## What the exercise asks
Please update the listing below by changing "plot-area" to "plotting-area" and return every line with nothing else altered.

## Provided entries
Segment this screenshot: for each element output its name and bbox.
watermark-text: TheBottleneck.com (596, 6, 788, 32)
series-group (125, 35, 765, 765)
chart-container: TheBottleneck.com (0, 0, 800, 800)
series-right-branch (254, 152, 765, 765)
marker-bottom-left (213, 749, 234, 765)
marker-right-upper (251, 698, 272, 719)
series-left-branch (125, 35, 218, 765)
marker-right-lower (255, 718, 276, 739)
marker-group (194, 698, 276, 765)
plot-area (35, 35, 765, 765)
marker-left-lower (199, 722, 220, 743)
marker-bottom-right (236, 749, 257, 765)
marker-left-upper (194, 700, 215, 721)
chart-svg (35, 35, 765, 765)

## Answer for the task
Segment this screenshot: for each element output its name and bbox.
watermark-text: TheBottleneck.com (596, 6, 788, 32)
series-group (125, 35, 765, 765)
chart-container: TheBottleneck.com (0, 0, 800, 800)
series-right-branch (254, 152, 765, 765)
marker-bottom-left (213, 749, 234, 765)
marker-right-upper (251, 698, 272, 719)
series-left-branch (125, 35, 218, 765)
marker-right-lower (255, 718, 276, 739)
marker-group (194, 698, 276, 765)
plotting-area (35, 35, 765, 765)
marker-left-lower (199, 722, 220, 743)
marker-bottom-right (236, 749, 257, 765)
marker-left-upper (194, 700, 215, 721)
chart-svg (35, 35, 765, 765)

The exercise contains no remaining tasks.